Figure contents as structured data
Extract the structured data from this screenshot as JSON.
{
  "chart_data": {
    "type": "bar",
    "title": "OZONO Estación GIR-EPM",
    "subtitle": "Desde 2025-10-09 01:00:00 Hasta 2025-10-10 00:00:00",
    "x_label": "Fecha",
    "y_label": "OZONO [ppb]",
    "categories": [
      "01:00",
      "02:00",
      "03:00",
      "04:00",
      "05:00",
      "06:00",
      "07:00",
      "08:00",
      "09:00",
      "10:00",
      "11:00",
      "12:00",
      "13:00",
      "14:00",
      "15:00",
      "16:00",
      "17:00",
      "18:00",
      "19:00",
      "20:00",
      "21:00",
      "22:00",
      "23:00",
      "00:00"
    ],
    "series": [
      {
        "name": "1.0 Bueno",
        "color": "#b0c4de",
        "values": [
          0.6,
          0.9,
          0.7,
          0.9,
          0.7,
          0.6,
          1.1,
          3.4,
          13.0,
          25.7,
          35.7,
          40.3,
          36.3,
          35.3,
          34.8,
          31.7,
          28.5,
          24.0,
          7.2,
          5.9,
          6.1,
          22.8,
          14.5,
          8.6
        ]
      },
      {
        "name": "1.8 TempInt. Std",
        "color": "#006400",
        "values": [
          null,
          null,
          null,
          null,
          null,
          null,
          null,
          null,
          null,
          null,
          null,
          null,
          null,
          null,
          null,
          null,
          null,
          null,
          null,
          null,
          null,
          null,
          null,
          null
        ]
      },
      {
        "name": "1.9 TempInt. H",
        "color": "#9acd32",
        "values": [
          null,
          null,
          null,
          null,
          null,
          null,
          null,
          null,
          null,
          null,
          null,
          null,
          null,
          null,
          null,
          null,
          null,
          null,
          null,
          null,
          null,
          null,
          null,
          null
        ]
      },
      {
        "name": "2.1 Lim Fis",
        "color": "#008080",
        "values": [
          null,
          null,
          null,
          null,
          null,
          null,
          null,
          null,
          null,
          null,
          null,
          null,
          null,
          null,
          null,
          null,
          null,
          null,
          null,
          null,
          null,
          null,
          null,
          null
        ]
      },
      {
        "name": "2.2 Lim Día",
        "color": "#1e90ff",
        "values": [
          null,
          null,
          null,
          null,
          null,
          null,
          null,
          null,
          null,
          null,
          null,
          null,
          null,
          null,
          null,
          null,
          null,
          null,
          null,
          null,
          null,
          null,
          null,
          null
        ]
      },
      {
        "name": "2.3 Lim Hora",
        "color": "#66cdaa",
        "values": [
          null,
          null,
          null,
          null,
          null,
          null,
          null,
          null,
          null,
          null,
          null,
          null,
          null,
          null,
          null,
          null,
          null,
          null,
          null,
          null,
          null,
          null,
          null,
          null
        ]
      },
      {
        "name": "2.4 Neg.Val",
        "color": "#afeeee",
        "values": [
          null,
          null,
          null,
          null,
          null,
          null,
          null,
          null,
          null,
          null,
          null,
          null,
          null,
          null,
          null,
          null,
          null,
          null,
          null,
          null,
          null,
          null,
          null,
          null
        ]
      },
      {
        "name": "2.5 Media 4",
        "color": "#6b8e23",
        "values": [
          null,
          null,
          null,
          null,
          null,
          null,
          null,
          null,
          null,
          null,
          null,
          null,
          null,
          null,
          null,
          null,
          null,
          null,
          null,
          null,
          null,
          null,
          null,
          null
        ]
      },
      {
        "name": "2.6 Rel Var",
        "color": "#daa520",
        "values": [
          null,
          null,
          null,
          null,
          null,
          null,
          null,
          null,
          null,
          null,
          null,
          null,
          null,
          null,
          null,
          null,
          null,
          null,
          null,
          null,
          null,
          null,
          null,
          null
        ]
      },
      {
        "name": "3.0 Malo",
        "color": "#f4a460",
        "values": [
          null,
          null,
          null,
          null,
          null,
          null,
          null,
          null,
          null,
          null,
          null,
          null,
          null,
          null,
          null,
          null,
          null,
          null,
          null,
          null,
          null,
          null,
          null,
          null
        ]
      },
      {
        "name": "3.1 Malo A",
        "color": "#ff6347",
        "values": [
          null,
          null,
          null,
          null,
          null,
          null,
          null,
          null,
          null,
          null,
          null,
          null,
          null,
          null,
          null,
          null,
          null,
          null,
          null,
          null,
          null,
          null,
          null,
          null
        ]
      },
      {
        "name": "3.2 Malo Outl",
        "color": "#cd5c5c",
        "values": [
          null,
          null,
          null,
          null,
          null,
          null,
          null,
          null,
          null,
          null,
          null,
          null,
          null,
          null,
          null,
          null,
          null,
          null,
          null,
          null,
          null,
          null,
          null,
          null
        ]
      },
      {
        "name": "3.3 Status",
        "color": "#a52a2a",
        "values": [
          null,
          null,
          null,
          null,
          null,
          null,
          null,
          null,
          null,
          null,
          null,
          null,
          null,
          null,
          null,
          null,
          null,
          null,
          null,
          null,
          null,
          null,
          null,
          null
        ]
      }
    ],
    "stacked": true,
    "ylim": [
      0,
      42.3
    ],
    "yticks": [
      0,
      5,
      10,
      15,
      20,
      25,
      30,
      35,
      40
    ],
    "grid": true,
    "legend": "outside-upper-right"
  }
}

> _EXERCISE PROMPT_
Look through the listing above and count the lines where the string "OZONO" appears. Report the number only.

> _PROBLEM SOLUTION_
2